■ **Aim of the task**
Read the records and gather each line that includes "określający".

[Saved entries]
((

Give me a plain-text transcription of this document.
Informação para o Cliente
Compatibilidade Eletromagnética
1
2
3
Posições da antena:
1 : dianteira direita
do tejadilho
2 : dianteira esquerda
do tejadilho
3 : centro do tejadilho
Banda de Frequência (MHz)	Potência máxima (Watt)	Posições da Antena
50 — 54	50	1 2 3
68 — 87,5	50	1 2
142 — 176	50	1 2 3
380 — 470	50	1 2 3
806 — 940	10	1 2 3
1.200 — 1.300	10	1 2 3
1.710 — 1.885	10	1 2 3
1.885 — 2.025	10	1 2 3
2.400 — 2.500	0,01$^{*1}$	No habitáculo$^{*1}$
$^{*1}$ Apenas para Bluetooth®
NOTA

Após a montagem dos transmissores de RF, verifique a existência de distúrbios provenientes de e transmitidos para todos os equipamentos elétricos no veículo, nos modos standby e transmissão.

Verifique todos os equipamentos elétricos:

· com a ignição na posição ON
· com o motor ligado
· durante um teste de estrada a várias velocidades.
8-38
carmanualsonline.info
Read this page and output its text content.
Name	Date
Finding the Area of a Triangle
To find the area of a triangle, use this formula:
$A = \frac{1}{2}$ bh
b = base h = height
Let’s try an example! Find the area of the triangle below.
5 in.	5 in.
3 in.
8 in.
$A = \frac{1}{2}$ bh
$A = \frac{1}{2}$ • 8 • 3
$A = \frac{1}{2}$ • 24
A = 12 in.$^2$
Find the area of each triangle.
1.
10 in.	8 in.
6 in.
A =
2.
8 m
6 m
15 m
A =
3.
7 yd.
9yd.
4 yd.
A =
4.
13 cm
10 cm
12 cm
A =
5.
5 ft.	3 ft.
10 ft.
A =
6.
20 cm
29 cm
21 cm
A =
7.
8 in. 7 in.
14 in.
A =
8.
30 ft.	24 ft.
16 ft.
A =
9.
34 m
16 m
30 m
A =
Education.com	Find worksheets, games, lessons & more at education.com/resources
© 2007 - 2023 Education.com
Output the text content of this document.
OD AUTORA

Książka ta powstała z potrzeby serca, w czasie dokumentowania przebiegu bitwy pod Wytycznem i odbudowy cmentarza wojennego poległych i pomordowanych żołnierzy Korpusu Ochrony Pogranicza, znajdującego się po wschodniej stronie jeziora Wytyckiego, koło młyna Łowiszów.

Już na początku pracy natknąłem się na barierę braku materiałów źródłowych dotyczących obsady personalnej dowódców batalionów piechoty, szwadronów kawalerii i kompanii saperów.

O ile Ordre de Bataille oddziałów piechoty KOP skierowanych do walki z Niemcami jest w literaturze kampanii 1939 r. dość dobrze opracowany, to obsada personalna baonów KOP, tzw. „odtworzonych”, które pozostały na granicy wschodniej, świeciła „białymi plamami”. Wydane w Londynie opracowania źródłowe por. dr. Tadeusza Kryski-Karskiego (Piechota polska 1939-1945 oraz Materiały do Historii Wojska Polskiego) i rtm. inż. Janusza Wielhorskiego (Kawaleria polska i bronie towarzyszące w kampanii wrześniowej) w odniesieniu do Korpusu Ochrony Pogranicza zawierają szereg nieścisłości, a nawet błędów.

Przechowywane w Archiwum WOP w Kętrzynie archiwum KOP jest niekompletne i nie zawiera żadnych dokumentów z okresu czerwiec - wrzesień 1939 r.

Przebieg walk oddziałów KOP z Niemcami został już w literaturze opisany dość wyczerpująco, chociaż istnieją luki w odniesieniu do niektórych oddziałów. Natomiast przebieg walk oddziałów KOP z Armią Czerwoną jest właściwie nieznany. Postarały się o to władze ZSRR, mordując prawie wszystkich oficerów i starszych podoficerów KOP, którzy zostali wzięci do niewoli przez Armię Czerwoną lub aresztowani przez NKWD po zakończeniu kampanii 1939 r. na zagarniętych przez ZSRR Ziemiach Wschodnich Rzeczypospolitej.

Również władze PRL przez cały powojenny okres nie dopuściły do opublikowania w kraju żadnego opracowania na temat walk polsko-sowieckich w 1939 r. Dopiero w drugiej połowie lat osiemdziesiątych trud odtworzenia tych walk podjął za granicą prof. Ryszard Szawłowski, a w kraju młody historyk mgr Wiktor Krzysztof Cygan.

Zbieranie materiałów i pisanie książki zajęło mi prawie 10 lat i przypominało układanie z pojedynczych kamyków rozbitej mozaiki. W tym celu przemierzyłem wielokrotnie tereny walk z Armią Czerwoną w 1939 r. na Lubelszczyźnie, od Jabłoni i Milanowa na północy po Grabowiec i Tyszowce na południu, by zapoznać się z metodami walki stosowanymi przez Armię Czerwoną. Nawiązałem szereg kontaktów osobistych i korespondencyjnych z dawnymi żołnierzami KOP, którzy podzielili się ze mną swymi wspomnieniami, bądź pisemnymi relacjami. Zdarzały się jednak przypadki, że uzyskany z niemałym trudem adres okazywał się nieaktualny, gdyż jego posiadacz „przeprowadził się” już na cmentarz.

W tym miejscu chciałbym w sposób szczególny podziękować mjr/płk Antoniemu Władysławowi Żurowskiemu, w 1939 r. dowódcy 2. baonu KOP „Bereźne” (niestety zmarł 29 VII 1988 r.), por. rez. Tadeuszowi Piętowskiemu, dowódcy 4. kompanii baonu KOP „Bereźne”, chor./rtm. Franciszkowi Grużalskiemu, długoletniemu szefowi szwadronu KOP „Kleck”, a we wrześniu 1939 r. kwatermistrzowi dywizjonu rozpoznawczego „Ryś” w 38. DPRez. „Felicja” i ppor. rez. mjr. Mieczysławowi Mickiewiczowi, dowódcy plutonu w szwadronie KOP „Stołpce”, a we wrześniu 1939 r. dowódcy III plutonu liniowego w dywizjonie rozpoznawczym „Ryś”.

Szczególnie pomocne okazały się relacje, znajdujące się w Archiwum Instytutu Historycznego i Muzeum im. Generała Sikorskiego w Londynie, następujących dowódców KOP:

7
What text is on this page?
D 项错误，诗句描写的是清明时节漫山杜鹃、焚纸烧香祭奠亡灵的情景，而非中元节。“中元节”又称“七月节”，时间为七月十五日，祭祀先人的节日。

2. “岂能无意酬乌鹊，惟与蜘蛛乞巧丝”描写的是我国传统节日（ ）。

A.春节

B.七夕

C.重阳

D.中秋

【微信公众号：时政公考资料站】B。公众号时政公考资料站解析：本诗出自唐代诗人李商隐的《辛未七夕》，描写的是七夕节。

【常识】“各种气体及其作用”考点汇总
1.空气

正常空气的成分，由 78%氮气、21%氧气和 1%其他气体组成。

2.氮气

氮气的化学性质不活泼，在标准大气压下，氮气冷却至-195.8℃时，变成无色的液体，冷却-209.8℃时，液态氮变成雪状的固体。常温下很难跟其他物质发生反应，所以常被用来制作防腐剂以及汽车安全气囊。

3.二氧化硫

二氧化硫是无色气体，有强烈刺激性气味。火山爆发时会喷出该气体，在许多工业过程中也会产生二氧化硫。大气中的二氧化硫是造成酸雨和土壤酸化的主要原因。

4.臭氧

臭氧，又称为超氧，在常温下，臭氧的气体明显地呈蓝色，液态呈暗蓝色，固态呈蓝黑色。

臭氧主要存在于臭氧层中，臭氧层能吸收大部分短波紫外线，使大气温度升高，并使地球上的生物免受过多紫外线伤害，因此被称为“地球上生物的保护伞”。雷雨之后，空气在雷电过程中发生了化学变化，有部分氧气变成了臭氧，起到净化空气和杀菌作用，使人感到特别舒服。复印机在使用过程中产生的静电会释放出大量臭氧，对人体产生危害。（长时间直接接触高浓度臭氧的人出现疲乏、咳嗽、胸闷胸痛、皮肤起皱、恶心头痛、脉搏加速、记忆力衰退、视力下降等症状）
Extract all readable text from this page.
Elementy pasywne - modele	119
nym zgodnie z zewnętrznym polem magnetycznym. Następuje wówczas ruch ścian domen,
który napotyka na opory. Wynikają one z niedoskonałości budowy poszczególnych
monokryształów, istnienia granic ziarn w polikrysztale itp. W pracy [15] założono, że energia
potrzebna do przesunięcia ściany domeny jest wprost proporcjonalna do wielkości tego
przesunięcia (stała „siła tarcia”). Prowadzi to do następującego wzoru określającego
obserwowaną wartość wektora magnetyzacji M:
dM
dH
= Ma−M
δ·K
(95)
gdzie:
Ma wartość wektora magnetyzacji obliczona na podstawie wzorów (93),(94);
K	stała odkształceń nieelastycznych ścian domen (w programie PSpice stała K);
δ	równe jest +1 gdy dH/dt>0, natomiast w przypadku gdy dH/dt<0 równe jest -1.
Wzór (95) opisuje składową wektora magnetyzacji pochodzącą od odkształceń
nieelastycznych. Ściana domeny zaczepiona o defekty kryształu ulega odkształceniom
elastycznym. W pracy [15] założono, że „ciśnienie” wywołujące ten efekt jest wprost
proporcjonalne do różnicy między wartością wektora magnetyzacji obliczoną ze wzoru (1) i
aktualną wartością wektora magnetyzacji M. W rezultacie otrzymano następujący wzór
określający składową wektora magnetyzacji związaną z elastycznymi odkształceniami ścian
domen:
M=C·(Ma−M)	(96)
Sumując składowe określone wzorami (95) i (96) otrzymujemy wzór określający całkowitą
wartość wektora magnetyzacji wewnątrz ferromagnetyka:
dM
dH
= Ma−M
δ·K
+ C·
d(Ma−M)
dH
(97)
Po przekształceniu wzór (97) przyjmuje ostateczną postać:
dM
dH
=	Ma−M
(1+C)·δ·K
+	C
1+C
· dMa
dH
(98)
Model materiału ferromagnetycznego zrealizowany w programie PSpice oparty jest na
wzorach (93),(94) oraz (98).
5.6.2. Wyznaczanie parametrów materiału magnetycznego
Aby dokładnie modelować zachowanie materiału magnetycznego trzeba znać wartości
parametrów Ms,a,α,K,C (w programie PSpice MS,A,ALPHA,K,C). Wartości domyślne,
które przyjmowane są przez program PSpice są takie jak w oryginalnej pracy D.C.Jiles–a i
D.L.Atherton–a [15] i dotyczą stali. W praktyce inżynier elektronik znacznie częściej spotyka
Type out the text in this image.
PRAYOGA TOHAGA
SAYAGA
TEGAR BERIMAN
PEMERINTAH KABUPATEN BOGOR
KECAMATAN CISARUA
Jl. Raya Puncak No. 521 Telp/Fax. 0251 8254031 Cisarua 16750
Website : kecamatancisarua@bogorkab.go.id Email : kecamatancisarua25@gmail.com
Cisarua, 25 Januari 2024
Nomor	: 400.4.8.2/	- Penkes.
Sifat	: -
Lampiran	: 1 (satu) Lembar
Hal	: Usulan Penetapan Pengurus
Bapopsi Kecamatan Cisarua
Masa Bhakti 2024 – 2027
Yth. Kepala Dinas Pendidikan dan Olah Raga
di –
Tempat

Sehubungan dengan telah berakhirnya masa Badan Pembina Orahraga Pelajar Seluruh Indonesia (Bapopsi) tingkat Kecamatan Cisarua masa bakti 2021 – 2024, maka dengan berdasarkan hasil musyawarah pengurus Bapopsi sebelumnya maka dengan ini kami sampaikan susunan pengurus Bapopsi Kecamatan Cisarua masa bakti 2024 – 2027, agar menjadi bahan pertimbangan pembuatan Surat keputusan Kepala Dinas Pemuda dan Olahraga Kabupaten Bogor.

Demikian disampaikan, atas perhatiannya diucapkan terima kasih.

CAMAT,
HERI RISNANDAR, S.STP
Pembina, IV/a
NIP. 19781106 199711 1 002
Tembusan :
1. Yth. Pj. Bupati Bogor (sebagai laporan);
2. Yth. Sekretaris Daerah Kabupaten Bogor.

))

■ **Written response**
określający składową wektora magnetyzacji związaną z elastycznymi odkształceniami ścian
Sumując składowe określone wzorami (95) i (96) otrzymujemy wzór określający całkowitą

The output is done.